##### Testo da leggere

Come sempre accade ai viaggiatori, il senso autentico dell’esplorazione si acquisisce lentamente, a ogni passo, e a ogni singolo respiro. Raggiungere la prima collina, scoprire nuovi orizzonti, anche se velati da impalpabili nebbie, e riprendere il cammino, ancora, sino alla successiva linea di mare.
L’avvio dell’esperienza Cantar Storie risale a ormai più di quindici anni or sono, sulla spinta del desiderio di recuperare cinque, sei canti dalle voci degli anziani dell’Ossola, affidarsi a un paio di validi musicisti e pubblicare un agile volumetto destinato alla coralità: s’avviarono così i primi dibattiti, incontri e riflessioni, stimolate dai preziosi consigli di chi era esperto in quel campo a noi del tutto sconosciuto. V’era, già allora, la vibrante emozione dell’affacciarsi all’inedita esperienza di una ricerca sul campo, trovandosi di fronte alle insidie, alle molte difficoltà, ai momenti critici legati principalmente alla cruciale e delicata fase dell’avvicinamento, rivolta a chi custodisce canti e storie nei propri ricordi, autentici “reperti” di memoria, indissolubilmente legati all’essenza di una vita [2].

##########
##### Righe memorizzate

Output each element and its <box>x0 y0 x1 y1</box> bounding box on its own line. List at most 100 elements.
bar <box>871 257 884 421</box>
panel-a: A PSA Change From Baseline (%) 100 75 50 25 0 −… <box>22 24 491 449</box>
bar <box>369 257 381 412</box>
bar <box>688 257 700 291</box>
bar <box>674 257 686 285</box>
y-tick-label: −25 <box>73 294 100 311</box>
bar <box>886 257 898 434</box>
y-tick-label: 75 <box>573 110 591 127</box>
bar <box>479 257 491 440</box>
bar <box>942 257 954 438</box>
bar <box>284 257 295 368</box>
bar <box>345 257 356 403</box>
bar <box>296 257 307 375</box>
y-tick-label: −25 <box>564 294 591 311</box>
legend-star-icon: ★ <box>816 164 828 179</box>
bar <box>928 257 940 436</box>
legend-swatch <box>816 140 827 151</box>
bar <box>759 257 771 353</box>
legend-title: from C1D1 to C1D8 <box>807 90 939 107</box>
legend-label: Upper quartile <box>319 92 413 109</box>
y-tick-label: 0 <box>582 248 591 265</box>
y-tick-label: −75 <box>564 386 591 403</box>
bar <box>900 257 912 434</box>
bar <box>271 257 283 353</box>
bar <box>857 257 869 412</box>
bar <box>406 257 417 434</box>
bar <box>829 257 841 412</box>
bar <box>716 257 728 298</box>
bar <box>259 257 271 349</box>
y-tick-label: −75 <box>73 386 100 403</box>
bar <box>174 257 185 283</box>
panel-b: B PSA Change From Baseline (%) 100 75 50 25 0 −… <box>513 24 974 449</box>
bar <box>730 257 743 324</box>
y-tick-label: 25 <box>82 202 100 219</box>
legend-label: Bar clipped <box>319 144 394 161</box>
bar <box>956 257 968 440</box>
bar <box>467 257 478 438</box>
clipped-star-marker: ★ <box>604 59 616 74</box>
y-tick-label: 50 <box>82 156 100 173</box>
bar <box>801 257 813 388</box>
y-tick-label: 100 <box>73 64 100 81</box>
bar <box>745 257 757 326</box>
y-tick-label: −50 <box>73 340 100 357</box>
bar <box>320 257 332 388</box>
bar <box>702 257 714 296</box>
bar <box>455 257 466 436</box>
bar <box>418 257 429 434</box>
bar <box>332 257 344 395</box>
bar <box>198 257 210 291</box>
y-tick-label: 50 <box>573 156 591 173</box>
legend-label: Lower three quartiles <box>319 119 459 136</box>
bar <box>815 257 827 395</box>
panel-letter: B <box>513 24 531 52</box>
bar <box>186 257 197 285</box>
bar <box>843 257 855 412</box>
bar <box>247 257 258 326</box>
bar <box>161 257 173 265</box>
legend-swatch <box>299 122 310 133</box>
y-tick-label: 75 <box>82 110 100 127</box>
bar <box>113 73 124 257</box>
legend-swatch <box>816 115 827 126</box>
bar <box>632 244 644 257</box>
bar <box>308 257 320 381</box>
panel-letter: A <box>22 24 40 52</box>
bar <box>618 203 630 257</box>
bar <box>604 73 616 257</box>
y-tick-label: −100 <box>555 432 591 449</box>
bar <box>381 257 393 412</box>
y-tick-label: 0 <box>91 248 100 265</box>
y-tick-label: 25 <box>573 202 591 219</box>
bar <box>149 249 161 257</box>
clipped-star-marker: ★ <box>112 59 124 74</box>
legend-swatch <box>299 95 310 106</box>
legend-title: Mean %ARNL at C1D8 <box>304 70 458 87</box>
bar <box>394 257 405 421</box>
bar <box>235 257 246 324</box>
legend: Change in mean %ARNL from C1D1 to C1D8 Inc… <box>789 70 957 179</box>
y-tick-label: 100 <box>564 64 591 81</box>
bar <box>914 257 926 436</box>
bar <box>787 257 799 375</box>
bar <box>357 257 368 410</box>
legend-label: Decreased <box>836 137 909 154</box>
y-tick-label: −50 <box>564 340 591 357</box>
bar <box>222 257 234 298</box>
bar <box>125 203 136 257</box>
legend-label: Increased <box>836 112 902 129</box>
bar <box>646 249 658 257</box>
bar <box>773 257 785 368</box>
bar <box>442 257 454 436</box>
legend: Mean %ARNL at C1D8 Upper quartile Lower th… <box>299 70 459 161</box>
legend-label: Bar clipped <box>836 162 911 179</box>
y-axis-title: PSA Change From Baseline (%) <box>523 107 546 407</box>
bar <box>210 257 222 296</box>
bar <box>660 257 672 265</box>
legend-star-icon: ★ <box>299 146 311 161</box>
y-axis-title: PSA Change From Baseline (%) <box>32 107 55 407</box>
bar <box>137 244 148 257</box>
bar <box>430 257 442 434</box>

##########

▸ Requisiti
Restituisci, senza alcuna modifica, la parte del brano su Cantar Storie che va da "L’avvio dell’esperienza Cantar" fino a "una vita [2]." incluso.

▸ Risultato del compito
L’avvio dell’esperienza Cantar Storie risale a ormai più di quindici anni or sono, sulla spinta del desiderio di recuperare cinque, sei canti dalle voci degli anziani dell’Ossola, affidarsi a un paio di validi musicisti e pubblicare un agile volumetto destinato alla coralità: s’avviarono così i primi dibattiti, incontri e riflessioni, stimolate dai preziosi consigli di chi era esperto in quel campo a noi del tutto sconosciuto. V’era, già allora, la vibrante emozione dell’affacciarsi all’inedita esperienza di una ricerca sul campo, trovandosi di fronte alle insidie, alle molte difficoltà, ai momenti critici legati principalmente alla cruciale e delicata fase dell’avvicinamento, rivolta a chi custodisce canti e storie nei propri ricordi, autentici “reperti” di memoria, indissolubilmente legati all’essenza di una vita [2].